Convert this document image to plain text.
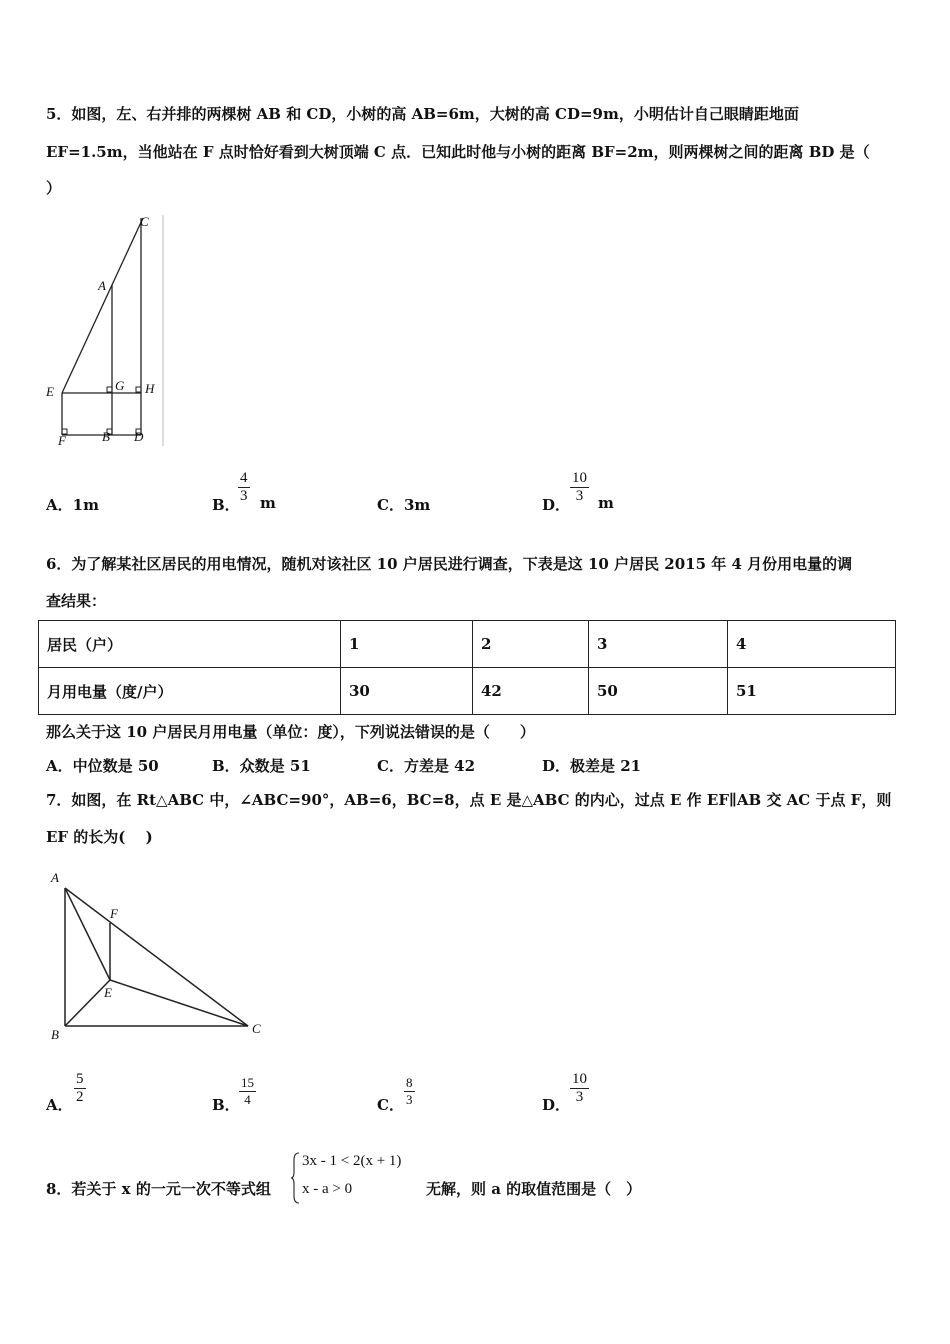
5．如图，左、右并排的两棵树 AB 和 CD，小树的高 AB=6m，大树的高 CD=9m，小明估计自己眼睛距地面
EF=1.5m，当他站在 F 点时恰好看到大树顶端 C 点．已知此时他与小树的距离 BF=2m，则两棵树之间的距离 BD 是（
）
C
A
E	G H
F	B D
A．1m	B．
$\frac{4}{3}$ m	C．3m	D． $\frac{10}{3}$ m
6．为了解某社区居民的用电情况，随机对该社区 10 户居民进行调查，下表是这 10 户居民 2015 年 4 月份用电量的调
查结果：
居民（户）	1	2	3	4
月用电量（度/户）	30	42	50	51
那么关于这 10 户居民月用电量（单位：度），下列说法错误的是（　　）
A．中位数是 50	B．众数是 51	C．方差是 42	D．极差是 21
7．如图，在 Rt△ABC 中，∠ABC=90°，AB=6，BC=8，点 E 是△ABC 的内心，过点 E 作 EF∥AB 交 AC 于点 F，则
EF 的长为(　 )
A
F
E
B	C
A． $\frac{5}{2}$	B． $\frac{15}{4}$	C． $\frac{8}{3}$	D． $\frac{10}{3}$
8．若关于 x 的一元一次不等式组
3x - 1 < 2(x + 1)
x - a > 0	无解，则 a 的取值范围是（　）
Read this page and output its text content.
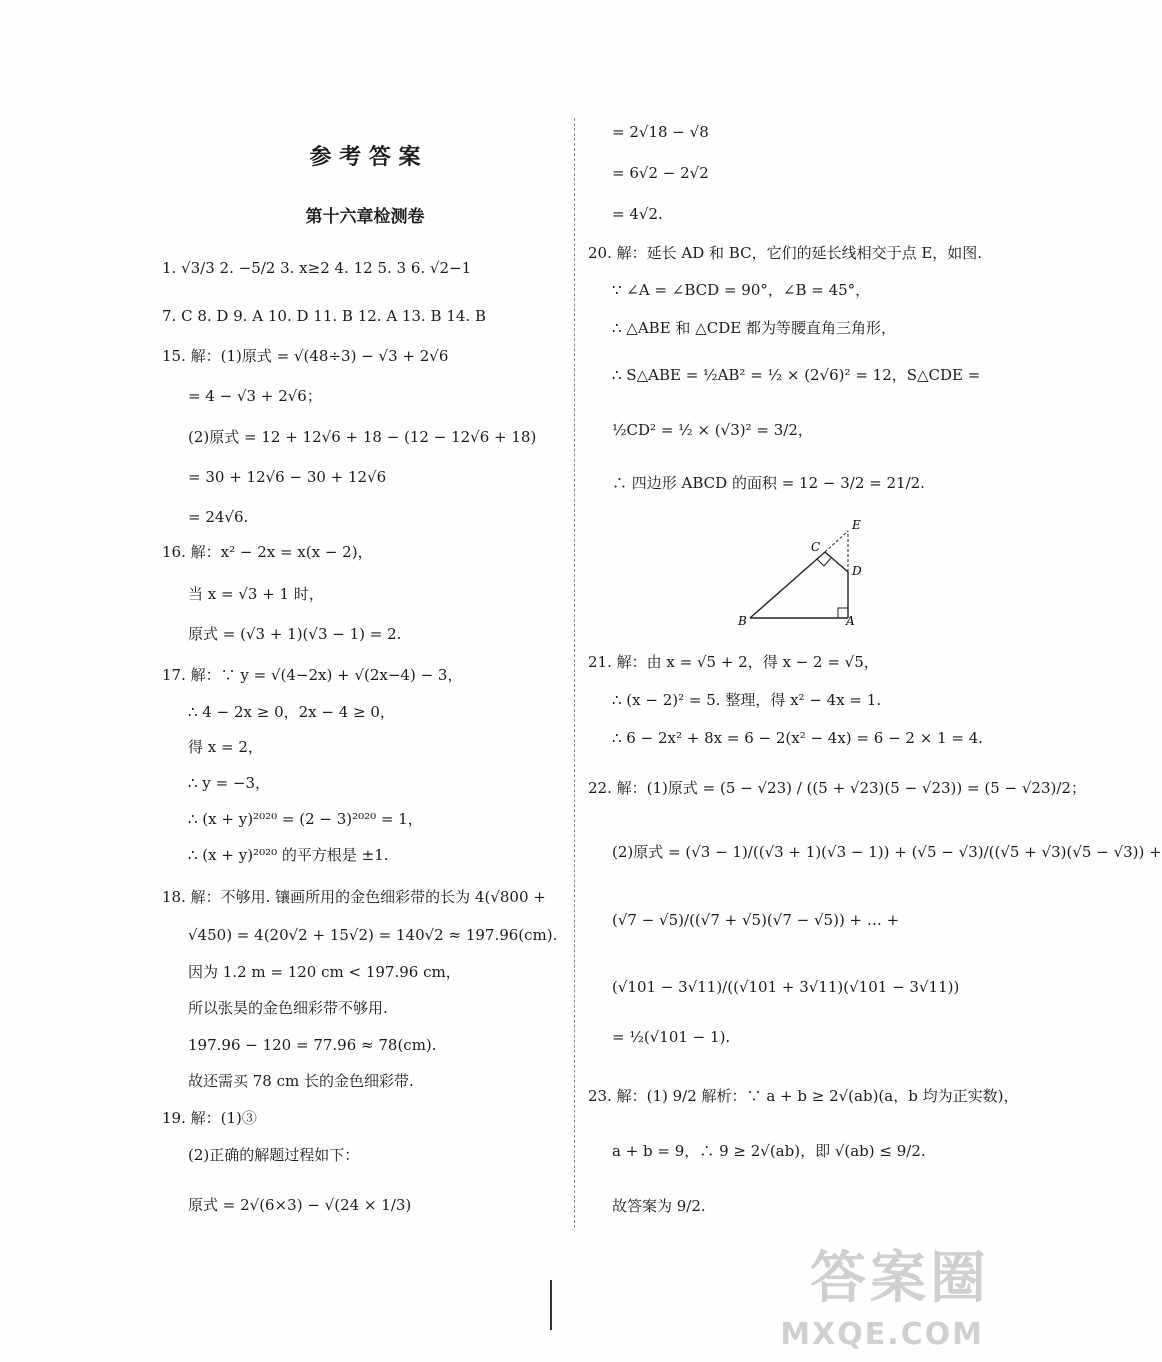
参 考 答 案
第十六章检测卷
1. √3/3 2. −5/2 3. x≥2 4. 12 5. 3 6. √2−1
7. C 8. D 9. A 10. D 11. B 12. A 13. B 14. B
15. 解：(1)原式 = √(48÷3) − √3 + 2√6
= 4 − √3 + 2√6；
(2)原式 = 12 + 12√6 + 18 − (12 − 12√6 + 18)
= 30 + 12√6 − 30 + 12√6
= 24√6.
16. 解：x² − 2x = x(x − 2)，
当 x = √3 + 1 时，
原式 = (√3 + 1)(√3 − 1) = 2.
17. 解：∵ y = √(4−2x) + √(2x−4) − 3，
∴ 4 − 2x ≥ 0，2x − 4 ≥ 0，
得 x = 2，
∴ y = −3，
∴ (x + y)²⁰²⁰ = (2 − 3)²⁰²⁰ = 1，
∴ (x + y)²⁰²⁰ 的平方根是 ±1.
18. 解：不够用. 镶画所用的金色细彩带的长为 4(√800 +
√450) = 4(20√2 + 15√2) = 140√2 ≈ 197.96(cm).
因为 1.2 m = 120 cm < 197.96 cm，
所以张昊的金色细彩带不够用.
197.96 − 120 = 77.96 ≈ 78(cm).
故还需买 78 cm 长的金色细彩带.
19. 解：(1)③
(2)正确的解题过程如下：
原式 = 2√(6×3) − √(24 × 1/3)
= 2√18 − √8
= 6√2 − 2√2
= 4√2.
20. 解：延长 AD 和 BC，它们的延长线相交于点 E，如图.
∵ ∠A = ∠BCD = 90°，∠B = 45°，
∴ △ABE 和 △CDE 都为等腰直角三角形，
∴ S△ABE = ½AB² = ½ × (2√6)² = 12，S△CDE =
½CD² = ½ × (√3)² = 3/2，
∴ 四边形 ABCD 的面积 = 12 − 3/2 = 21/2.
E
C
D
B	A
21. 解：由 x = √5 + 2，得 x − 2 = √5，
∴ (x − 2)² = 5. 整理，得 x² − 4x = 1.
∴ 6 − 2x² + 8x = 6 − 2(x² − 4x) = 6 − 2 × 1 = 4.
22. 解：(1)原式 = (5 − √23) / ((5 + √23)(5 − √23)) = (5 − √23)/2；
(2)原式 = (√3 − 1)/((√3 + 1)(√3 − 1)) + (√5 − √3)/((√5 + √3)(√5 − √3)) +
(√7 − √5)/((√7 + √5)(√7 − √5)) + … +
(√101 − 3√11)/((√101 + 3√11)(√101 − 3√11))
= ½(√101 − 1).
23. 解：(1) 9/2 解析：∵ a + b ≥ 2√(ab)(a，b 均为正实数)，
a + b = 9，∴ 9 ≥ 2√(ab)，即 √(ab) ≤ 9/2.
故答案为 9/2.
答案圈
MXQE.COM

_ _ _ _ _ _ _

[Problem statement]:
Check each line of the records above for the string "this", and report every line that has it.

[Result]:
Convert this document image to plain text.
Read this page and output its text content.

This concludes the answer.